Set exercise >>
Copy each line below that includes "postraumático".

[Stored records]
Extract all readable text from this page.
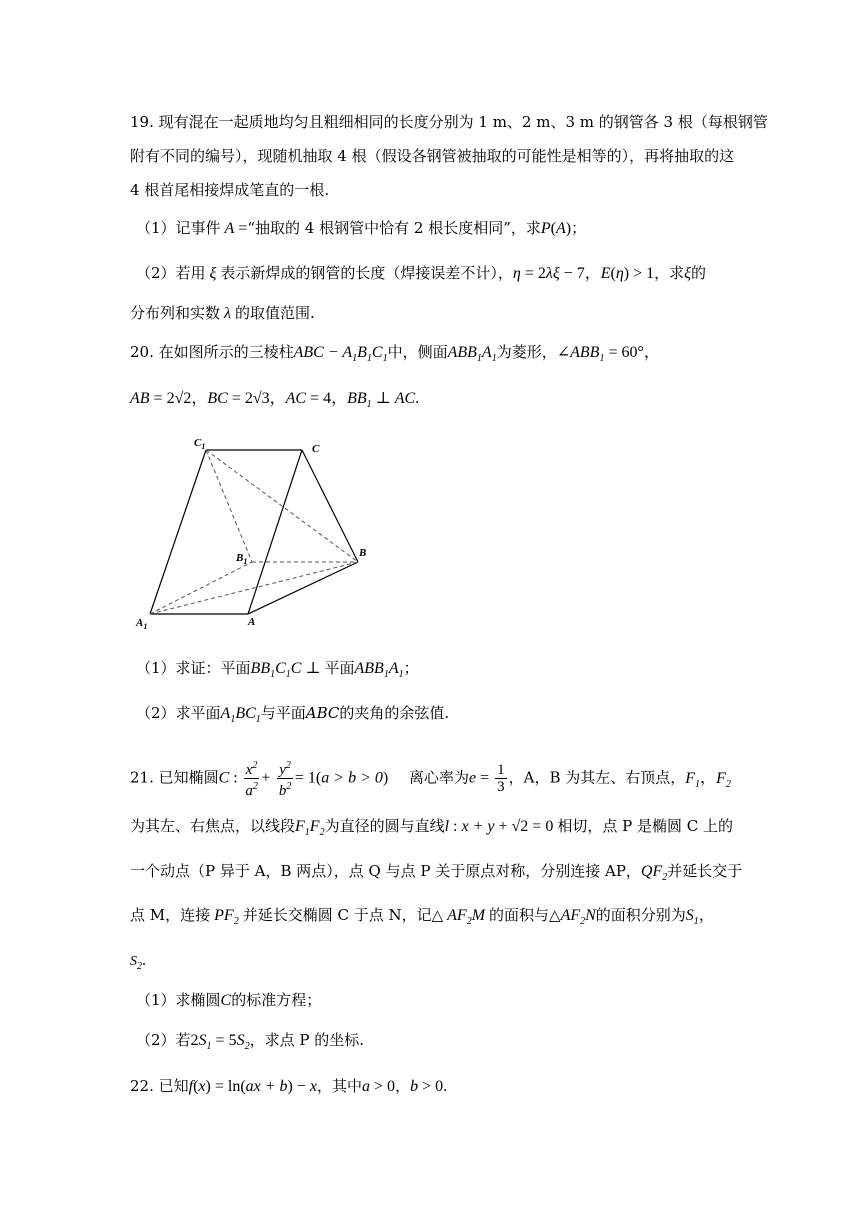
19. 现有混在一起质地均匀且粗细相同的长度分别为 1 m、2 m、3 m 的钢管各 3 根（每根钢管
附有不同的编号），现随机抽取 4 根（假设各钢管被抽取的可能性是相等的），再将抽取的这
4 根首尾相接焊成笔直的一根.
（1）记事件 A =“抽取的 4 根钢管中恰有 2 根长度相同”，求P(A)；
（2）若用 ξ 表示新焊成的钢管的长度（焊接误差不计），η = 2λξ − 7，E(η) > 1，求ξ的
分布列和实数 λ 的取值范围.
20. 在如图所示的三棱柱ABC − $A_1B_1C_1$中，侧面$ABB_1A_1$为菱形，$\angle ABB_1 = 60^\circ$，
AB = 2√2，BC = 2√3，AC = 4，$BB_1$ ⊥ AC.
$C_1$	C
$B_1$
B
$A_1$	A
（1）求证：平面$BB_1C_1C$ ⊥ 平面$ABB_1A_1$；
（2）求平面$A_1BC_1$与平面ABC的夹角的余弦值.
21. 已知椭圆C : $\frac{x^2}{a^2} + \frac{y^2}{b^2} = 1(a > b > 0)$　 离心率为$e = \frac{1}{3}$ ，A，B 为其左、右顶点，$F_1$，$F_2$
为其左、右焦点，以线段$F_1F_2$为直径的圆与直线l : x + y + √2 = 0 相切，点 P 是椭圆 C 上的
一个动点（P 异于 A，B 两点），点 Q 与点 P 关于原点对称，分别连接 AP，$QF_2$并延长交于
点 M，连接 $PF_2$ 并延长交椭圆 C 于点 N，记△ $AF_2M$ 的面积与$\triangle AF_2N$的面积分别为$S_1$，
$S_2$.
（1）求椭圆C的标准方程；
（2）若$2S_1 = 5S_2$，求点 P 的坐标.
22. 已知f(x) = ln(ax + b) − x，其中a > 0，b > 0.
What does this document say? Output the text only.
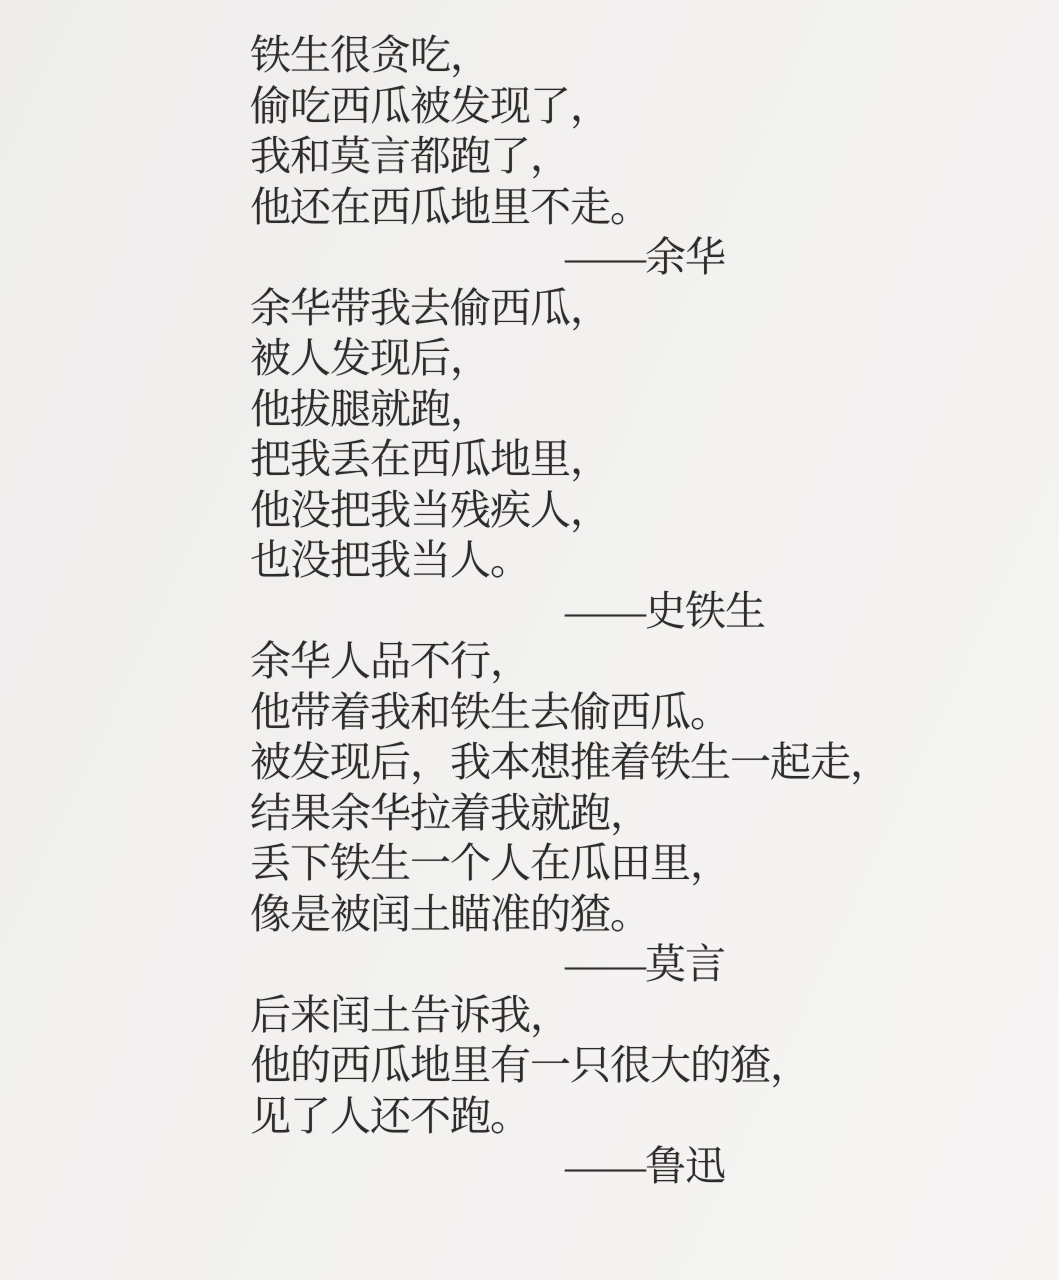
铁生很贪吃，
偷吃西瓜被发现了，
我和莫言都跑了，
他还在西瓜地里不走。
——余华
余华带我去偷西瓜，
被人发现后，
他拔腿就跑，
把我丢在西瓜地里，
他没把我当残疾人，
也没把我当人。
——史铁生
余华人品不行，
他带着我和铁生去偷西瓜。
被发现后，我本想推着铁生一起走，
结果余华拉着我就跑，
丢下铁生一个人在瓜田里，
像是被闰土瞄准的猹。
——莫言
后来闰土告诉我，
他的西瓜地里有一只很大的猹，
见了人还不跑。
——鲁迅
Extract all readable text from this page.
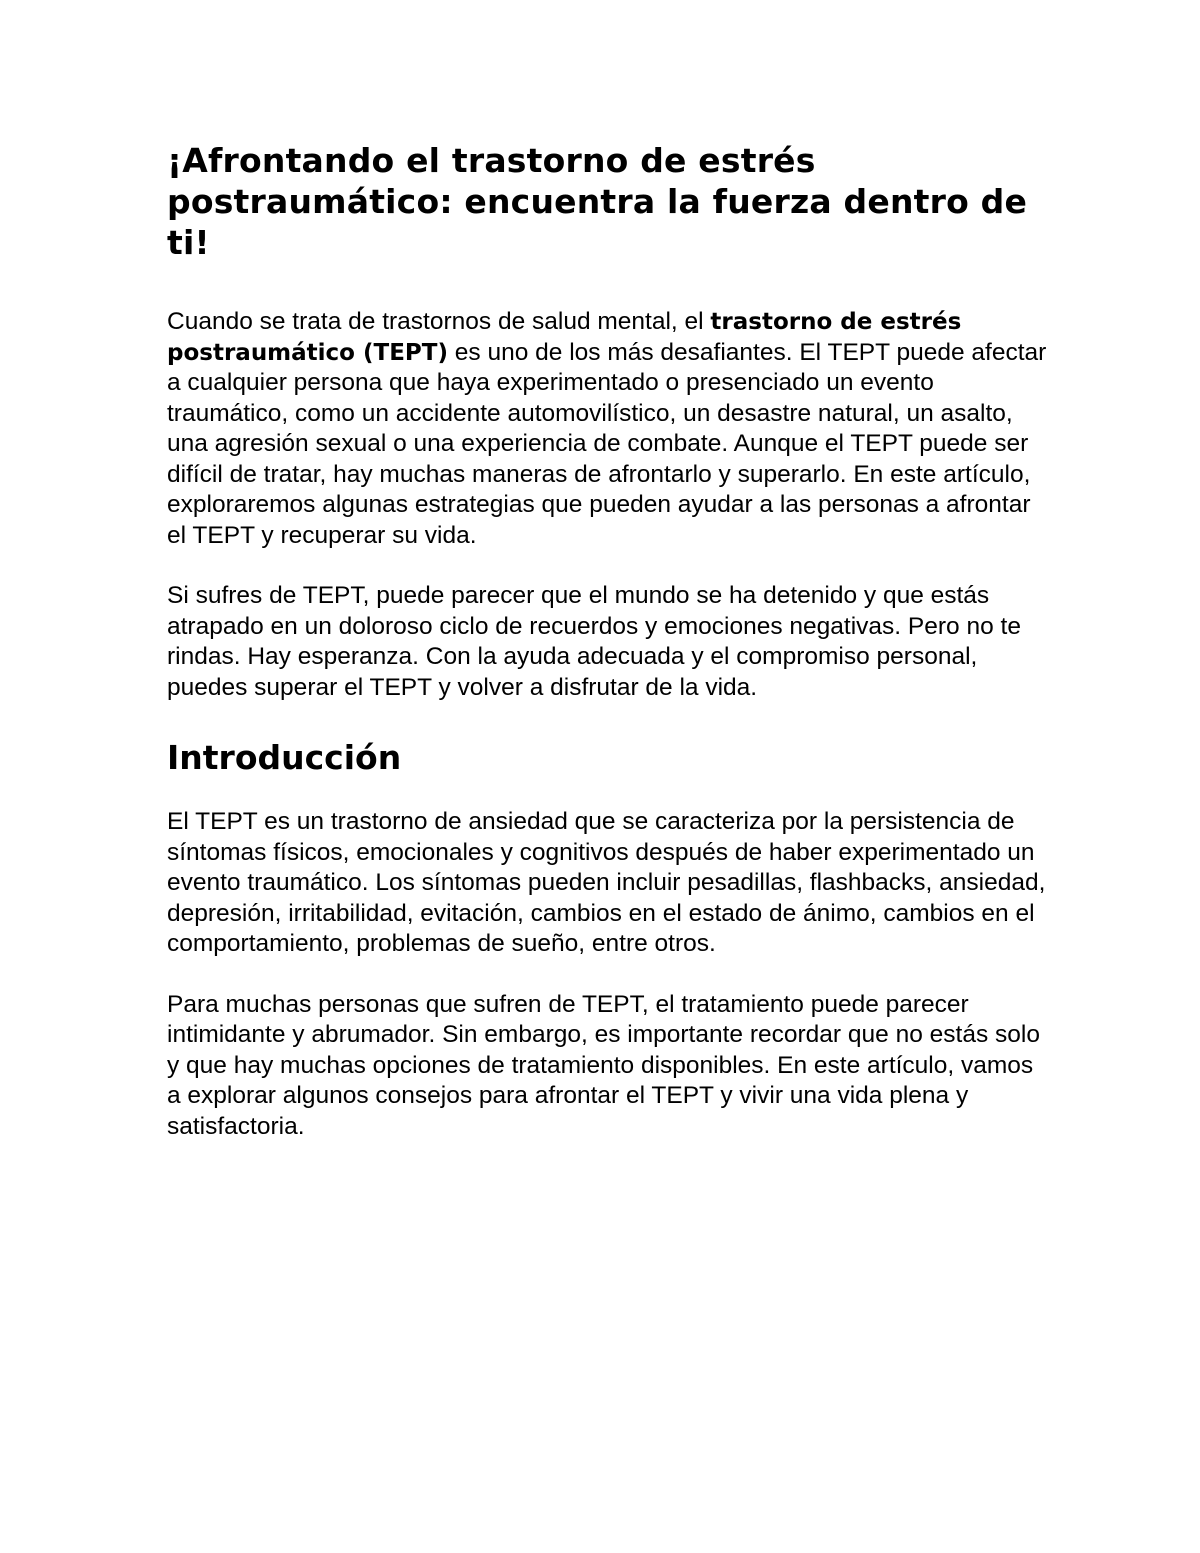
¡Afrontando el trastorno de estrés postraumático: encuentra la fuerza dentro de ti!

Cuando se trata de trastornos de salud mental, el trastorno de estrés postraumático (TEPT) es uno de los más desafiantes. El TEPT puede afectar a cualquier persona que haya experimentado o presenciado un evento traumático, como un accidente automovilístico, un desastre natural, un asalto, una agresión sexual o una experiencia de combate. Aunque el TEPT puede ser difícil de tratar, hay muchas maneras de afrontarlo y superarlo. En este artículo, exploraremos algunas estrategias que pueden ayudar a las personas a afrontar el TEPT y recuperar su vida.

Si sufres de TEPT, puede parecer que el mundo se ha detenido y que estás atrapado en un doloroso ciclo de recuerdos y emociones negativas. Pero no te rindas. Hay esperanza. Con la ayuda adecuada y el compromiso personal, puedes superar el TEPT y volver a disfrutar de la vida.

Introducción

El TEPT es un trastorno de ansiedad que se caracteriza por la persistencia de síntomas físicos, emocionales y cognitivos después de haber experimentado un evento traumático. Los síntomas pueden incluir pesadillas, flashbacks, ansiedad, depresión, irritabilidad, evitación, cambios en el estado de ánimo, cambios en el comportamiento, problemas de sueño, entre otros.

Para muchas personas que sufren de TEPT, el tratamiento puede parecer intimidante y abrumador. Sin embargo, es importante recordar que no estás solo y que hay muchas opciones de tratamiento disponibles. En este artículo, vamos a explorar algunos consejos para afrontar el TEPT y vivir una vida plena y satisfactoria.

Result of this task >>
¡Afrontando el trastorno de estrés postraumático: encuentra la fuerza dentro de ti!
Cuando se trata de trastornos de salud mental, el trastorno de estrés postraumático (TEPT) es uno de los más desafiantes. El TEPT puede afectar a cualquier persona que haya experimentado o presenciado un evento traumático, como un accidente automovilístico, un desastre natural, un asalto, una agresión sexual o una experiencia de combate. Aunque el TEPT puede ser difícil de tratar, hay muchas maneras de afrontarlo y superarlo. En este artículo, exploraremos algunas estrategias que pueden ayudar a las personas a afrontar el TEPT y recuperar su vida.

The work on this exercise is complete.